### Entries provided ###
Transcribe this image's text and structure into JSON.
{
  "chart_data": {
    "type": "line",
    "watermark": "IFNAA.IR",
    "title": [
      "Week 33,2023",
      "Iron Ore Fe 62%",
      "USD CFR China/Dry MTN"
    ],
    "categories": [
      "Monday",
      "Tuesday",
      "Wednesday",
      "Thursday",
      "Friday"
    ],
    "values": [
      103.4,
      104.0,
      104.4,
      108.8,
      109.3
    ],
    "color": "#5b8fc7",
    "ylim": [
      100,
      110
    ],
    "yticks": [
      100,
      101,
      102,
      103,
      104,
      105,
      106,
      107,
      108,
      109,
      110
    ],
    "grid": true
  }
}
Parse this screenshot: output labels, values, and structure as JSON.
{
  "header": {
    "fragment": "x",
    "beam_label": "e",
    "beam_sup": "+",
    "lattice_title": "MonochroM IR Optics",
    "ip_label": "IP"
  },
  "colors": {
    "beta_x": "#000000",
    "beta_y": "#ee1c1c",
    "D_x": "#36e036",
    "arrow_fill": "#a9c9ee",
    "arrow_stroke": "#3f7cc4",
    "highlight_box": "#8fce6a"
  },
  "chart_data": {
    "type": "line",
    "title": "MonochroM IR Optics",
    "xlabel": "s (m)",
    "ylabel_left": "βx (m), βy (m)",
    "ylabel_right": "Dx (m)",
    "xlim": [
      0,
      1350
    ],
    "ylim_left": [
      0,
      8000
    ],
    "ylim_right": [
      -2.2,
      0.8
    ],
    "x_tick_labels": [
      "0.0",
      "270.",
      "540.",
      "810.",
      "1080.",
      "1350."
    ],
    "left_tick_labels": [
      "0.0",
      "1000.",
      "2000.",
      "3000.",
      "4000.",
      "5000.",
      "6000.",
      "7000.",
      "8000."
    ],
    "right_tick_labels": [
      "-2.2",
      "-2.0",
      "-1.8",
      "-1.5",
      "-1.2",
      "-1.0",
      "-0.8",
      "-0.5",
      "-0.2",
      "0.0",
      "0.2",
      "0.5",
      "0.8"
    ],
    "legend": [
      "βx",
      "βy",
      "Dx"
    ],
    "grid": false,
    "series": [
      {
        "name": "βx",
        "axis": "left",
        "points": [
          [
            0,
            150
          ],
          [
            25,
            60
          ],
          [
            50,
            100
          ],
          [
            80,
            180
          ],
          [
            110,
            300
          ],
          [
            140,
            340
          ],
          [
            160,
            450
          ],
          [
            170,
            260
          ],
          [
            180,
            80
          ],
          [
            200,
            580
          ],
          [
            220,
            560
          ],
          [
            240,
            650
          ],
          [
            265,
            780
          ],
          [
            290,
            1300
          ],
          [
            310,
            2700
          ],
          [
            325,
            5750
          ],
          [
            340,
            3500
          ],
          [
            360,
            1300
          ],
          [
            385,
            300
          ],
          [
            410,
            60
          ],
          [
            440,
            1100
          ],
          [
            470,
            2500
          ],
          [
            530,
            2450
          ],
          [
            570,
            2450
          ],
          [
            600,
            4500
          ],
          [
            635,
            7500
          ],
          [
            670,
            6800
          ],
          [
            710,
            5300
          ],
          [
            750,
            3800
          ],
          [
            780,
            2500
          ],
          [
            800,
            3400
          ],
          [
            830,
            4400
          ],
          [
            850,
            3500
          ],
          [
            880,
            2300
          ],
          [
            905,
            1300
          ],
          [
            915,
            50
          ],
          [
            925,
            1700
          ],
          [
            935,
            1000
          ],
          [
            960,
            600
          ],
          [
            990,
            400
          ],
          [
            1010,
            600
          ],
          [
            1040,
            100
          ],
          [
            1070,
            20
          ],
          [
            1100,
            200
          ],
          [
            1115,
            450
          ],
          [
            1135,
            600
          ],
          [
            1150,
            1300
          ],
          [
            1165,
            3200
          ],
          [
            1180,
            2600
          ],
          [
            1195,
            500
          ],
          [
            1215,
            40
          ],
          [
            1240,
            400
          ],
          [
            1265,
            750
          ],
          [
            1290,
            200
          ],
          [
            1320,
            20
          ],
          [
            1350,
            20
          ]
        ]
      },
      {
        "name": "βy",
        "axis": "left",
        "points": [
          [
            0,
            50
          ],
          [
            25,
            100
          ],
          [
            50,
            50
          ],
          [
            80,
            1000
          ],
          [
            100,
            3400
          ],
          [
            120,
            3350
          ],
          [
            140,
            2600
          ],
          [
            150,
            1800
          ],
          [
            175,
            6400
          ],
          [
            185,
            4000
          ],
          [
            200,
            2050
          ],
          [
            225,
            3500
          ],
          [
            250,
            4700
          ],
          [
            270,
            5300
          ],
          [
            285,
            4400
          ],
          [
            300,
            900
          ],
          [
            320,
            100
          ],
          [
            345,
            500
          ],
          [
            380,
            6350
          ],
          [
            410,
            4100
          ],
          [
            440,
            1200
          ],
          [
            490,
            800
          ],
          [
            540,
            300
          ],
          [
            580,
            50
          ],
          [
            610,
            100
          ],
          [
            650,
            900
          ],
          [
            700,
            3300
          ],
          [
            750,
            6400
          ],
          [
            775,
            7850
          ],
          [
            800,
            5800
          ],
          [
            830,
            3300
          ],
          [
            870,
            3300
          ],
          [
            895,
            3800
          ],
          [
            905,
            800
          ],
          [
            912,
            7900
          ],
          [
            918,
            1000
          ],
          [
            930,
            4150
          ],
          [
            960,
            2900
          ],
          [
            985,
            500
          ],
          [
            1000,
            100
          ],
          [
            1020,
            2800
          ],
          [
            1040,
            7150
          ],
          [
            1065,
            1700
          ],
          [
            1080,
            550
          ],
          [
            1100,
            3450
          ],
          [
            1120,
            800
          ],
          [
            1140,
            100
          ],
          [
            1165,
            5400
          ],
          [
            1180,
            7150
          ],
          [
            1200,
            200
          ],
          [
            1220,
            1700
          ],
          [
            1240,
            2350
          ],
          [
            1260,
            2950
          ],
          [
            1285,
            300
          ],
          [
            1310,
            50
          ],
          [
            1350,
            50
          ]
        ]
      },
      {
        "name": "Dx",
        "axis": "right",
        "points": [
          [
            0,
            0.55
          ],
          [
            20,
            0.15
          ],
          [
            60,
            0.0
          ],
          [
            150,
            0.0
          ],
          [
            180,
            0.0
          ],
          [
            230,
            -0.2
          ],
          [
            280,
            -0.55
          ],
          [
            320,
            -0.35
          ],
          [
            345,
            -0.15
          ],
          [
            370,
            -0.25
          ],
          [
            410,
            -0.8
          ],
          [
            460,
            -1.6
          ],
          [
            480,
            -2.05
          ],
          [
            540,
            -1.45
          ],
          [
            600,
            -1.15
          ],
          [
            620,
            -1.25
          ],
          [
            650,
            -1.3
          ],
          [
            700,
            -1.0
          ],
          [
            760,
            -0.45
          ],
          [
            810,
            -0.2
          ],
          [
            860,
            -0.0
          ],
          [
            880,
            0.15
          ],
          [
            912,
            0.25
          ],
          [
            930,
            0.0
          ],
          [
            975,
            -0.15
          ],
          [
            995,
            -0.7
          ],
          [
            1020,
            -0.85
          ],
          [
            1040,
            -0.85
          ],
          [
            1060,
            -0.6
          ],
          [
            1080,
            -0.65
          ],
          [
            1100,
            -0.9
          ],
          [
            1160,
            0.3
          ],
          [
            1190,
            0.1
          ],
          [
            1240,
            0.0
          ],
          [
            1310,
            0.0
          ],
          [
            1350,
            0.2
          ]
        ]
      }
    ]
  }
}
###
- What is required:
Transcribe every record above exactly as it appears.

- Answer to this exercise:
Transcribe this image's text and structure into JSON.
{
  "chart_data": {
    "type": "line",
    "watermark": "IFNAA.IR",
    "title": [
      "Week 33,2023",
      "Iron Ore Fe 62%",
      "USD CFR China/Dry MTN"
    ],
    "categories": [
      "Monday",
      "Tuesday",
      "Wednesday",
      "Thursday",
      "Friday"
    ],
    "values": [
      103.4,
      104.0,
      104.4,
      108.8,
      109.3
    ],
    "color": "#5b8fc7",
    "ylim": [
      100,
      110
    ],
    "yticks": [
      100,
      101,
      102,
      103,
      104,
      105,
      106,
      107,
      108,
      109,
      110
    ],
    "grid": true
  }
}
Parse this screenshot: output labels, values, and structure as JSON.
{
  "header": {
    "fragment": "x",
    "beam_label": "e",
    "beam_sup": "+",
    "lattice_title": "MonochroM IR Optics",
    "ip_label": "IP"
  },
  "colors": {
    "beta_x": "#000000",
    "beta_y": "#ee1c1c",
    "D_x": "#36e036",
    "arrow_fill": "#a9c9ee",
    "arrow_stroke": "#3f7cc4",
    "highlight_box": "#8fce6a"
  },
  "chart_data": {
    "type": "line",
    "title": "MonochroM IR Optics",
    "xlabel": "s (m)",
    "ylabel_left": "βx (m), βy (m)",
    "ylabel_right": "Dx (m)",
    "xlim": [
      0,
      1350
    ],
    "ylim_left": [
      0,
      8000
    ],
    "ylim_right": [
      -2.2,
      0.8
    ],
    "x_tick_labels": [
      "0.0",
      "270.",
      "540.",
      "810.",
      "1080.",
      "1350."
    ],
    "left_tick_labels": [
      "0.0",
      "1000.",
      "2000.",
      "3000.",
      "4000.",
      "5000.",
      "6000.",
      "7000.",
      "8000."
    ],
    "right_tick_labels": [
      "-2.2",
      "-2.0",
      "-1.8",
      "-1.5",
      "-1.2",
      "-1.0",
      "-0.8",
      "-0.5",
      "-0.2",
      "0.0",
      "0.2",
      "0.5",
      "0.8"
    ],
    "legend": [
      "βx",
      "βy",
      "Dx"
    ],
    "grid": false,
    "series": [
      {
        "name": "βx",
        "axis": "left",
        "points": [
          [
            0,
            150
          ],
          [
            25,
            60
          ],
          [
            50,
            100
          ],
          [
            80,
            180
          ],
          [
            110,
            300
          ],
          [
            140,
            340
          ],
          [
            160,
            450
          ],
          [
            170,
            260
          ],
          [
            180,
            80
          ],
          [
            200,
            580
          ],
          [
            220,
            560
          ],
          [
            240,
            650
          ],
          [
            265,
            780
          ],
          [
            290,
            1300
          ],
          [
            310,
            2700
          ],
          [
            325,
            5750
          ],
          [
            340,
            3500
          ],
          [
            360,
            1300
          ],
          [
            385,
            300
          ],
          [
            410,
            60
          ],
          [
            440,
            1100
          ],
          [
            470,
            2500
          ],
          [
            530,
            2450
          ],
          [
            570,
            2450
          ],
          [
            600,
            4500
          ],
          [
            635,
            7500
          ],
          [
            670,
            6800
          ],
          [
            710,
            5300
          ],
          [
            750,
            3800
          ],
          [
            780,
            2500
          ],
          [
            800,
            3400
          ],
          [
            830,
            4400
          ],
          [
            850,
            3500
          ],
          [
            880,
            2300
          ],
          [
            905,
            1300
          ],
          [
            915,
            50
          ],
          [
            925,
            1700
          ],
          [
            935,
            1000
          ],
          [
            960,
            600
          ],
          [
            990,
            400
          ],
          [
            1010,
            600
          ],
          [
            1040,
            100
          ],
          [
            1070,
            20
          ],
          [
            1100,
            200
          ],
          [
            1115,
            450
          ],
          [
            1135,
            600
          ],
          [
            1150,
            1300
          ],
          [
            1165,
            3200
          ],
          [
            1180,
            2600
          ],
          [
            1195,
            500
          ],
          [
            1215,
            40
          ],
          [
            1240,
            400
          ],
          [
            1265,
            750
          ],
          [
            1290,
            200
          ],
          [
            1320,
            20
          ],
          [
            1350,
            20
          ]
        ]
      },
      {
        "name": "βy",
        "axis": "left",
        "points": [
          [
            0,
            50
          ],
          [
            25,
            100
          ],
          [
            50,
            50
          ],
          [
            80,
            1000
          ],
          [
            100,
            3400
          ],
          [
            120,
            3350
          ],
          [
            140,
            2600
          ],
          [
            150,
            1800
          ],
          [
            175,
            6400
          ],
          [
            185,
            4000
          ],
          [
            200,
            2050
          ],
          [
            225,
            3500
          ],
          [
            250,
            4700
          ],
          [
            270,
            5300
          ],
          [
            285,
            4400
          ],
          [
            300,
            900
          ],
          [
            320,
            100
          ],
          [
            345,
            500
          ],
          [
            380,
            6350
          ],
          [
            410,
            4100
          ],
          [
            440,
            1200
          ],
          [
            490,
            800
          ],
          [
            540,
            300
          ],
          [
            580,
            50
          ],
          [
            610,
            100
          ],
          [
            650,
            900
          ],
          [
            700,
            3300
          ],
          [
            750,
            6400
          ],
          [
            775,
            7850
          ],
          [
            800,
            5800
          ],
          [
            830,
            3300
          ],
          [
            870,
            3300
          ],
          [
            895,
            3800
          ],
          [
            905,
            800
          ],
          [
            912,
            7900
          ],
          [
            918,
            1000
          ],
          [
            930,
            4150
          ],
          [
            960,
            2900
          ],
          [
            985,
            500
          ],
          [
            1000,
            100
          ],
          [
            1020,
            2800
          ],
          [
            1040,
            7150
          ],
          [
            1065,
            1700
          ],
          [
            1080,
            550
          ],
          [
            1100,
            3450
          ],
          [
            1120,
            800
          ],
          [
            1140,
            100
          ],
          [
            1165,
            5400
          ],
          [
            1180,
            7150
          ],
          [
            1200,
            200
          ],
          [
            1220,
            1700
          ],
          [
            1240,
            2350
          ],
          [
            1260,
            2950
          ],
          [
            1285,
            300
          ],
          [
            1310,
            50
          ],
          [
            1350,
            50
          ]
        ]
      },
      {
        "name": "Dx",
        "axis": "right",
        "points": [
          [
            0,
            0.55
          ],
          [
            20,
            0.15
          ],
          [
            60,
            0.0
          ],
          [
            150,
            0.0
          ],
          [
            180,
            0.0
          ],
          [
            230,
            -0.2
          ],
          [
            280,
            -0.55
          ],
          [
            320,
            -0.35
          ],
          [
            345,
            -0.15
          ],
          [
            370,
            -0.25
          ],
          [
            410,
            -0.8
          ],
          [
            460,
            -1.6
          ],
          [
            480,
            -2.05
          ],
          [
            540,
            -1.45
          ],
          [
            600,
            -1.15
          ],
          [
            620,
            -1.25
          ],
          [
            650,
            -1.3
          ],
          [
            700,
            -1.0
          ],
          [
            760,
            -0.45
          ],
          [
            810,
            -0.2
          ],
          [
            860,
            -0.0
          ],
          [
            880,
            0.15
          ],
          [
            912,
            0.25
          ],
          [
            930,
            0.0
          ],
          [
            975,
            -0.15
          ],
          [
            995,
            -0.7
          ],
          [
            1020,
            -0.85
          ],
          [
            1040,
            -0.85
          ],
          [
            1060,
            -0.6
          ],
          [
            1080,
            -0.65
          ],
          [
            1100,
            -0.9
          ],
          [
            1160,
            0.3
          ],
          [
            1190,
            0.1
          ],
          [
            1240,
            0.0
          ],
          [
            1310,
            0.0
          ],
          [
            1350,
            0.2
          ]
        ]
      }
    ]
  }
}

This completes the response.